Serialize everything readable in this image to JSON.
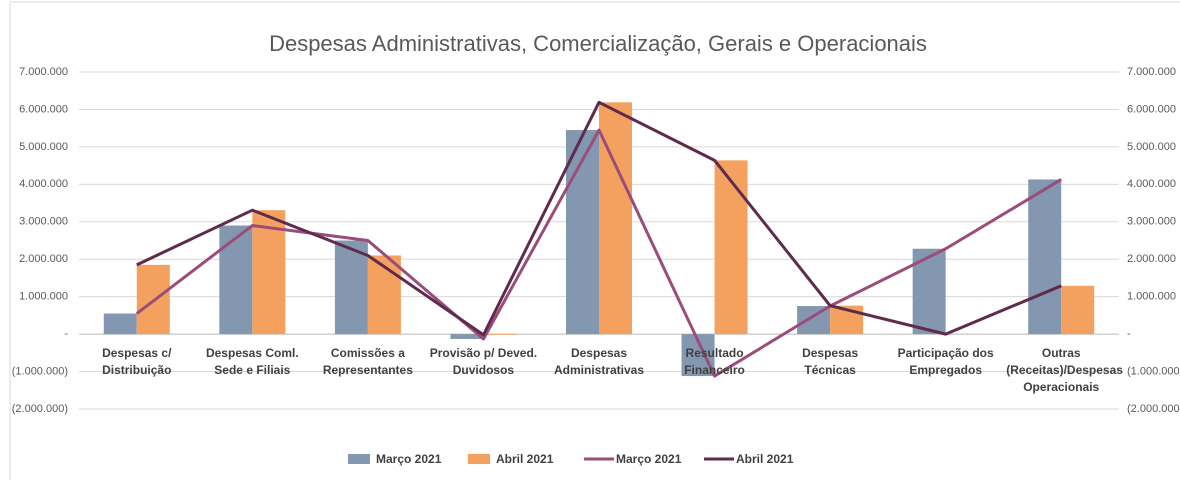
{
  "chart_data": {
    "type": "bar-line",
    "title": "Despesas Administrativas, Comercialização, Gerais e Operacionais",
    "categories": [
      "Despesas c/ Distribuição",
      "Despesas Coml. Sede e Filiais",
      "Comissões a Representantes",
      "Provisão p/ Deved. Duvidosos",
      "Despesas Administrativas",
      "Resultado Financeiro",
      "Despesas  Técnicas",
      "Participação dos Empregados",
      "Outras (Receitas)/Despesas Operacionais"
    ],
    "series": [
      {
        "name": "Março 2021",
        "kind": "bar",
        "color": "#8497b0",
        "values": [
          550000,
          2900000,
          2500000,
          -130000,
          5450000,
          -1120000,
          750000,
          2280000,
          4130000
        ]
      },
      {
        "name": "Abril 2021",
        "kind": "bar",
        "color": "#f4a15f",
        "values": [
          1850000,
          3310000,
          2100000,
          -20000,
          6190000,
          4640000,
          760000,
          0,
          1290000
        ]
      },
      {
        "name": "Março 2021",
        "kind": "line",
        "axis": "y2",
        "color": "#9a4d7a",
        "values": [
          550000,
          2900000,
          2500000,
          -130000,
          5450000,
          -1120000,
          750000,
          2280000,
          4130000
        ]
      },
      {
        "name": "Abril 2021",
        "kind": "line",
        "axis": "y2",
        "color": "#5e2b4c",
        "values": [
          1850000,
          3310000,
          2100000,
          -20000,
          6190000,
          4640000,
          760000,
          0,
          1290000
        ]
      }
    ],
    "ylim": [
      -2000000,
      7000000
    ],
    "yticks": [
      {
        "value": -2000000,
        "label": "(2.000.000)"
      },
      {
        "value": -1000000,
        "label": "(1.000.000)"
      },
      {
        "value": 0,
        "label": "-"
      },
      {
        "value": 1000000,
        "label": "1.000.000"
      },
      {
        "value": 2000000,
        "label": "2.000.000"
      },
      {
        "value": 3000000,
        "label": "3.000.000"
      },
      {
        "value": 4000000,
        "label": "4.000.000"
      },
      {
        "value": 5000000,
        "label": "5.000.000"
      },
      {
        "value": 6000000,
        "label": "6.000.000"
      },
      {
        "value": 7000000,
        "label": "7.000.000"
      }
    ],
    "y2lim": [
      -2000000,
      7000000
    ],
    "y2ticks": [
      {
        "value": -2000000,
        "label": "(2.000.000"
      },
      {
        "value": -1000000,
        "label": "(1.000.000"
      },
      {
        "value": 0,
        "label": "-"
      },
      {
        "value": 1000000,
        "label": "1.000.000"
      },
      {
        "value": 2000000,
        "label": "2.000.000"
      },
      {
        "value": 3000000,
        "label": "3.000.000"
      },
      {
        "value": 4000000,
        "label": "4.000.000"
      },
      {
        "value": 5000000,
        "label": "5.000.000"
      },
      {
        "value": 6000000,
        "label": "6.000.000"
      },
      {
        "value": 7000000,
        "label": "7.000.000"
      }
    ],
    "grid": true
  }
}
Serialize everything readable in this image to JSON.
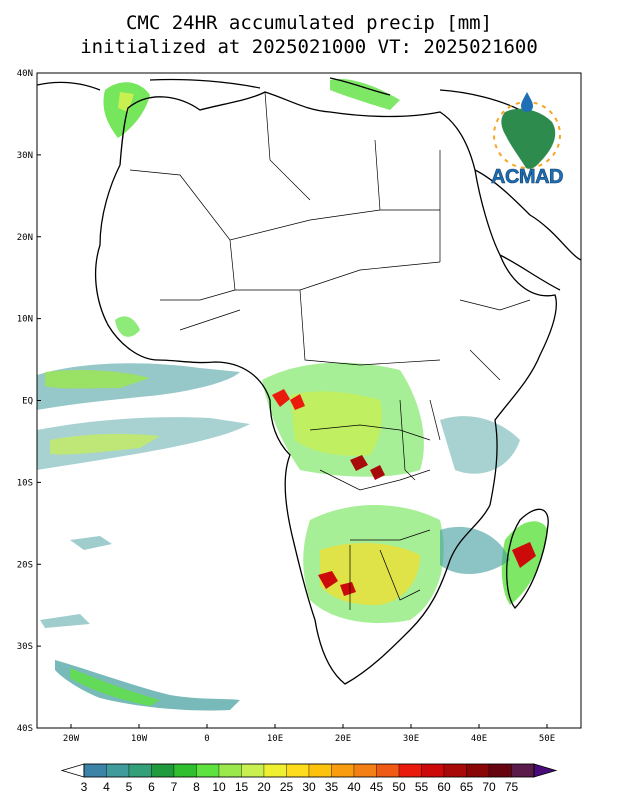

:: Instructions to follow ::
Whichever lines contain the string "color", select and copy them.

:: Response for this exercise ::
        "color": "#8497b0",
        "color": "#f4a15f",
        "color": "#9a4d7a",
        "color": "#5e2b4c",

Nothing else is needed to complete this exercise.